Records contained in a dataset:
------

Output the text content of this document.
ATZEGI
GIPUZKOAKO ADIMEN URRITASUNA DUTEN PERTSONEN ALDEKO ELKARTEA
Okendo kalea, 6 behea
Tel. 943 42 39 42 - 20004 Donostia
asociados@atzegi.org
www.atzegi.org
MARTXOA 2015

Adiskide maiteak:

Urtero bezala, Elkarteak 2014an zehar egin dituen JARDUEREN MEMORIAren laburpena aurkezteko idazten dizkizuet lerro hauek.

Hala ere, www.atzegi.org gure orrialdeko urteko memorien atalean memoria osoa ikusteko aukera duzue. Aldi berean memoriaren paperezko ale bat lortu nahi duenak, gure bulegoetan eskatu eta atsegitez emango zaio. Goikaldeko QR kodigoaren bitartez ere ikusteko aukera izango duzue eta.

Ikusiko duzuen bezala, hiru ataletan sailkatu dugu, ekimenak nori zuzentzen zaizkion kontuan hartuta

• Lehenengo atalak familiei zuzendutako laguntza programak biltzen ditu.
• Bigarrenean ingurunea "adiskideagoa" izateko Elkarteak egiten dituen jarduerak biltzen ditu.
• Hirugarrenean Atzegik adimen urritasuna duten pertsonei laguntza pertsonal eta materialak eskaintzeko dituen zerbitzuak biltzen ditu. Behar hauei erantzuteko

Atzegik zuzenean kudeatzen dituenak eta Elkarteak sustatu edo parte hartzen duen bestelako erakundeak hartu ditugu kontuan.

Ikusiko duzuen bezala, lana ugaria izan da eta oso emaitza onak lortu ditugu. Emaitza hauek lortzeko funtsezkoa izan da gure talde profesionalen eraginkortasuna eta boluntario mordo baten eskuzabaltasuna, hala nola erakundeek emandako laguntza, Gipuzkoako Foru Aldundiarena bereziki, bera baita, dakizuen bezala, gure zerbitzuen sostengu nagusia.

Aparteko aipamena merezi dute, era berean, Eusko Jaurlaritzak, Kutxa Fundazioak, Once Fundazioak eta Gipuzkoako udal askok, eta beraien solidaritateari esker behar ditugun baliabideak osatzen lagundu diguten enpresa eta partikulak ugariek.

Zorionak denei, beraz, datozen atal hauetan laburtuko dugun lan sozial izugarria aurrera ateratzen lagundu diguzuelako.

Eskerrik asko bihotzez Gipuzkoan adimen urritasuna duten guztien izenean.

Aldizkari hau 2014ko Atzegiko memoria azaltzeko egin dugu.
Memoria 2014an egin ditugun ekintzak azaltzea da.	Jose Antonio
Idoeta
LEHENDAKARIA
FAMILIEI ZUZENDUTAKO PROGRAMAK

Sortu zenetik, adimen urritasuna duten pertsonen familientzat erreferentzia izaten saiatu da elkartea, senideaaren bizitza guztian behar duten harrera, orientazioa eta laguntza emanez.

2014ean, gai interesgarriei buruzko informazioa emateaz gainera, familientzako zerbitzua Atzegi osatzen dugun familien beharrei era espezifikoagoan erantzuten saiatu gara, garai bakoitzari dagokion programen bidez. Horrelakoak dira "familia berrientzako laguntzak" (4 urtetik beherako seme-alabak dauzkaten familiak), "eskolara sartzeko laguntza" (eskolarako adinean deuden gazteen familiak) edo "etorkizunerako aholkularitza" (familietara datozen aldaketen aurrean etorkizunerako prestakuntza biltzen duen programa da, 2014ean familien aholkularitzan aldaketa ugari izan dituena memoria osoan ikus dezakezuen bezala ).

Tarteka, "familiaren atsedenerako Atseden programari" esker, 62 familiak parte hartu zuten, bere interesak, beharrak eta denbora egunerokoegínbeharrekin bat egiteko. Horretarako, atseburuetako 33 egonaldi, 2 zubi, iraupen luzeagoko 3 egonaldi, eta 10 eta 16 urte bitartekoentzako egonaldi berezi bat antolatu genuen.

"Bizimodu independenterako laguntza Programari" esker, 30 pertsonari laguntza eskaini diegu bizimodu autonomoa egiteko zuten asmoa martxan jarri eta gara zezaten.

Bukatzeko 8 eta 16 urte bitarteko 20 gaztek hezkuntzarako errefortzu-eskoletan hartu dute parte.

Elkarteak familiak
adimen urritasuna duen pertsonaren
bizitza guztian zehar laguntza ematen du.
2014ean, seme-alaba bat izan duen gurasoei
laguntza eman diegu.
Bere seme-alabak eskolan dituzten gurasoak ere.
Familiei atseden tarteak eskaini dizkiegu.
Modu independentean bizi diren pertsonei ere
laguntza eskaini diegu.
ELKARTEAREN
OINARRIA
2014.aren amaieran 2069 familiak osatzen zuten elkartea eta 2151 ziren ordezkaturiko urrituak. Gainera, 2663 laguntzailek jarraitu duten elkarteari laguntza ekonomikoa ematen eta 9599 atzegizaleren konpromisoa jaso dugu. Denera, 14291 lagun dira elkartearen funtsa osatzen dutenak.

------

Each record must be repeated exactly as it is.

COMPLETE ANSWER:
Output the text content of this document.
ATZEGI
GIPUZKOAKO ADIMEN URRITASUNA DUTEN PERTSONEN ALDEKO ELKARTEA
Okendo kalea, 6 behea
Tel. 943 42 39 42 - 20004 Donostia
asociados@atzegi.org
www.atzegi.org
MARTXOA 2015

Adiskide maiteak:

Urtero bezala, Elkarteak 2014an zehar egin dituen JARDUEREN MEMORIAren laburpena aurkezteko idazten dizkizuet lerro hauek.

Hala ere, www.atzegi.org gure orrialdeko urteko memorien atalean memoria osoa ikusteko aukera duzue. Aldi berean memoriaren paperezko ale bat lortu nahi duenak, gure bulegoetan eskatu eta atsegitez emango zaio. Goikaldeko QR kodigoaren bitartez ere ikusteko aukera izango duzue eta.

Ikusiko duzuen bezala, hiru ataletan sailkatu dugu, ekimenak nori zuzentzen zaizkion kontuan hartuta

• Lehenengo atalak familiei zuzendutako laguntza programak biltzen ditu.
• Bigarrenean ingurunea "adiskideagoa" izateko Elkarteak egiten dituen jarduerak biltzen ditu.
• Hirugarrenean Atzegik adimen urritasuna duten pertsonei laguntza pertsonal eta materialak eskaintzeko dituen zerbitzuak biltzen ditu. Behar hauei erantzuteko

Atzegik zuzenean kudeatzen dituenak eta Elkarteak sustatu edo parte hartzen duen bestelako erakundeak hartu ditugu kontuan.

Ikusiko duzuen bezala, lana ugaria izan da eta oso emaitza onak lortu ditugu. Emaitza hauek lortzeko funtsezkoa izan da gure talde profesionalen eraginkortasuna eta boluntario mordo baten eskuzabaltasuna, hala nola erakundeek emandako laguntza, Gipuzkoako Foru Aldundiarena bereziki, bera baita, dakizuen bezala, gure zerbitzuen sostengu nagusia.

Aparteko aipamena merezi dute, era berean, Eusko Jaurlaritzak, Kutxa Fundazioak, Once Fundazioak eta Gipuzkoako udal askok, eta beraien solidaritateari esker behar ditugun baliabideak osatzen lagundu diguten enpresa eta partikulak ugariek.

Zorionak denei, beraz, datozen atal hauetan laburtuko dugun lan sozial izugarria aurrera ateratzen lagundu diguzuelako.

Eskerrik asko bihotzez Gipuzkoan adimen urritasuna duten guztien izenean.

Aldizkari hau 2014ko Atzegiko memoria azaltzeko egin dugu.
Memoria 2014an egin ditugun ekintzak azaltzea da.	Jose Antonio
Idoeta
LEHENDAKARIA
FAMILIEI ZUZENDUTAKO PROGRAMAK

Sortu zenetik, adimen urritasuna duten pertsonen familientzat erreferentzia izaten saiatu da elkartea, senideaaren bizitza guztian behar duten harrera, orientazioa eta laguntza emanez.

2014ean, gai interesgarriei buruzko informazioa emateaz gainera, familientzako zerbitzua Atzegi osatzen dugun familien beharrei era espezifikoagoan erantzuten saiatu gara, garai bakoitzari dagokion programen bidez. Horrelakoak dira "familia berrientzako laguntzak" (4 urtetik beherako seme-alabak dauzkaten familiak), "eskolara sartzeko laguntza" (eskolarako adinean deuden gazteen familiak) edo "etorkizunerako aholkularitza" (familietara datozen aldaketen aurrean etorkizunerako prestakuntza biltzen duen programa da, 2014ean familien aholkularitzan aldaketa ugari izan dituena memoria osoan ikus dezakezuen bezala ).

Tarteka, "familiaren atsedenerako Atseden programari" esker, 62 familiak parte hartu zuten, bere interesak, beharrak eta denbora egunerokoegínbeharrekin bat egiteko. Horretarako, atseburuetako 33 egonaldi, 2 zubi, iraupen luzeagoko 3 egonaldi, eta 10 eta 16 urte bitartekoentzako egonaldi berezi bat antolatu genuen.

"Bizimodu independenterako laguntza Programari" esker, 30 pertsonari laguntza eskaini diegu bizimodu autonomoa egiteko zuten asmoa martxan jarri eta gara zezaten.

Bukatzeko 8 eta 16 urte bitarteko 20 gaztek hezkuntzarako errefortzu-eskoletan hartu dute parte.

Elkarteak familiak
adimen urritasuna duen pertsonaren
bizitza guztian zehar laguntza ematen du.
2014ean, seme-alaba bat izan duen gurasoei
laguntza eman diegu.
Bere seme-alabak eskolan dituzten gurasoak ere.
Familiei atseden tarteak eskaini dizkiegu.
Modu independentean bizi diren pertsonei ere
laguntza eskaini diegu.
ELKARTEAREN
OINARRIA
2014.aren amaieran 2069 familiak osatzen zuten elkartea eta 2151 ziren ordezkaturiko urrituak. Gainera, 2663 laguntzailek jarraitu duten elkarteari laguntza ekonomikoa ematen eta 9599 atzegizaleren konpromisoa jaso dugu. Denera, 14291 lagun dira elkartearen funtsa osatzen dutenak.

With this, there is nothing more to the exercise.